■ Brief: Skip any picture you find and retype all the remaining lines exactly.

(Items from a dataset)

+---+

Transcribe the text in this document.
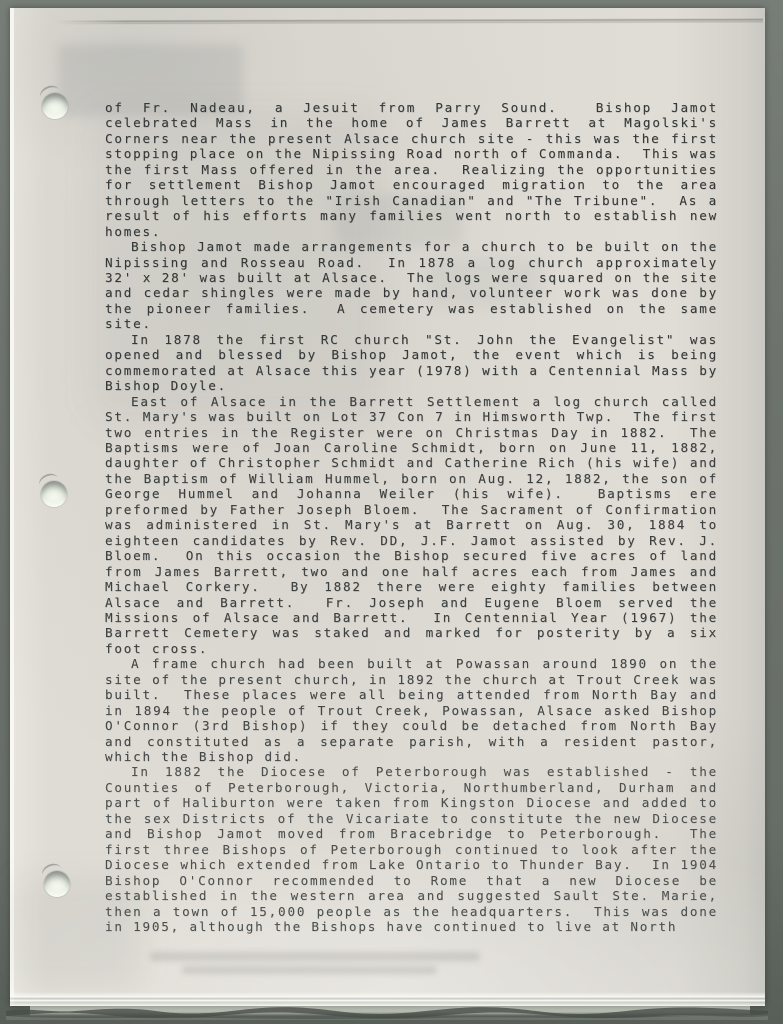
of Fr. Nadeau, a Jesuit from Parry Sound.  Bishop Jamot celebrated Mass in the home of James Barrett at Magolski's Corners near the present Alsace church site - this was the first stopping place on the Nipissing Road north of Commanda.  This was the first Mass offered in the area.  Realizing the opportunities for settlement Bishop Jamot encouraged migration to the area through letters to the "Irish Canadian" and "The Tribune".  As a result of his efforts many families went north to establish new homes.

Bishop Jamot made arrangements for a church to be built on the Nipissing and Rosseau Road.  In 1878 a log church approximately 32' x 28' was built at Alsace.  The logs were squared on the site and cedar shingles were made by hand, volunteer work was done by the pioneer families.  A cemetery was established on the same site.

In 1878 the first RC church "St. John the Evangelist" was opened and blessed by Bishop Jamot, the event which is being commemorated at Alsace this year (1978) with a Centennial Mass by Bishop Doyle.

East of Alsace in the Barrett Settlement a log church called St. Mary's was built on Lot 37 Con 7 in Himsworth Twp.  The first two entries in the Register were on Christmas Day in 1882.  The Baptisms were of Joan Caroline Schmidt, born on June 11, 1882, daughter of Christopher Schmidt and Catherine Rich (his wife) and the Baptism of William Hummel, born on Aug. 12, 1882, the son of George Hummel and Johanna Weiler (his wife).  Baptisms ere preformed by Father Joseph Bloem.  The Sacrament of Confirmation was administered in St. Mary's at Barrett on Aug. 30, 1884 to eighteen candidates by Rev. DD, J.F. Jamot assisted by Rev. J. Bloem.  On this occasion the Bishop secured five acres of land from James Barrett, two and one half acres each from James and Michael Corkery.  By 1882 there were eighty families between Alsace and Barrett.  Fr. Joseph and Eugene Bloem served the Missions of Alsace and Barrett.  In Centennial Year (1967) the Barrett Cemetery was staked and marked for posterity by a six foot cross.

A frame church had been built at Powassan around 1890 on the site of the present church, in 1892 the church at Trout Creek was built.  These places were all being attended from North Bay and in 1894 the people of Trout Creek, Powassan, Alsace asked Bishop O'Connor (3rd Bishop) if they could be detached from North Bay and constituted as a separate parish, with a resident pastor, which the Bishop did.

In 1882 the Diocese of Peterborough was established - the Counties of Peterborough, Victoria, Northumberland, Durham and part of Haliburton were taken from Kingston Diocese and added to the sex Districts of the Vicariate to constitute the new Diocese and Bishop Jamot moved from Bracebridge to Peterborough.  The first three Bishops of Peterborough continued to look after the Diocese which extended from Lake Ontario to Thunder Bay.  In 1904 Bishop O'Connor recommended to Rome that a new Diocese be established in the western area and suggested Sault Ste. Marie, then a town of 15,000 people as the headquarters.  This was done in 1905, although the Bishops have continued to live at North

+---+

■ The result:
Transcribe the text in this document.
of Fr. Nadeau, a Jesuit from Parry Sound.  Bishop Jamot celebrated Mass in the home of James Barrett at Magolski's Corners near the present Alsace church site - this was the first stopping place on the Nipissing Road north of Commanda.  This was the first Mass offered in the area.  Realizing the opportunities for settlement Bishop Jamot encouraged migration to the area through letters to the "Irish Canadian" and "The Tribune".  As a result of his efforts many families went north to establish new homes.

Bishop Jamot made arrangements for a church to be built on the Nipissing and Rosseau Road.  In 1878 a log church approximately 32' x 28' was built at Alsace.  The logs were squared on the site and cedar shingles were made by hand, volunteer work was done by the pioneer families.  A cemetery was established on the same site.

In 1878 the first RC church "St. John the Evangelist" was opened and blessed by Bishop Jamot, the event which is being commemorated at Alsace this year (1978) with a Centennial Mass by Bishop Doyle.

East of Alsace in the Barrett Settlement a log church called St. Mary's was built on Lot 37 Con 7 in Himsworth Twp.  The first two entries in the Register were on Christmas Day in 1882.  The Baptisms were of Joan Caroline Schmidt, born on June 11, 1882, daughter of Christopher Schmidt and Catherine Rich (his wife) and the Baptism of William Hummel, born on Aug. 12, 1882, the son of George Hummel and Johanna Weiler (his wife).  Baptisms ere preformed by Father Joseph Bloem.  The Sacrament of Confirmation was administered in St. Mary's at Barrett on Aug. 30, 1884 to eighteen candidates by Rev. DD, J.F. Jamot assisted by Rev. J. Bloem.  On this occasion the Bishop secured five acres of land from James Barrett, two and one half acres each from James and Michael Corkery.  By 1882 there were eighty families between Alsace and Barrett.  Fr. Joseph and Eugene Bloem served the Missions of Alsace and Barrett.  In Centennial Year (1967) the Barrett Cemetery was staked and marked for posterity by a six foot cross.

A frame church had been built at Powassan around 1890 on the site of the present church, in 1892 the church at Trout Creek was built.  These places were all being attended from North Bay and in 1894 the people of Trout Creek, Powassan, Alsace asked Bishop O'Connor (3rd Bishop) if they could be detached from North Bay and constituted as a separate parish, with a resident pastor, which the Bishop did.

In 1882 the Diocese of Peterborough was established - the Counties of Peterborough, Victoria, Northumberland, Durham and part of Haliburton were taken from Kingston Diocese and added to the sex Districts of the Vicariate to constitute the new Diocese and Bishop Jamot moved from Bracebridge to Peterborough.  The first three Bishops of Peterborough continued to look after the Diocese which extended from Lake Ontario to Thunder Bay.  In 1904 Bishop O'Connor recommended to Rome that a new Diocese be established in the western area and suggested Sault Ste. Marie, then a town of 15,000 people as the headquarters.  This was done in 1905, although the Bishops have continued to live at North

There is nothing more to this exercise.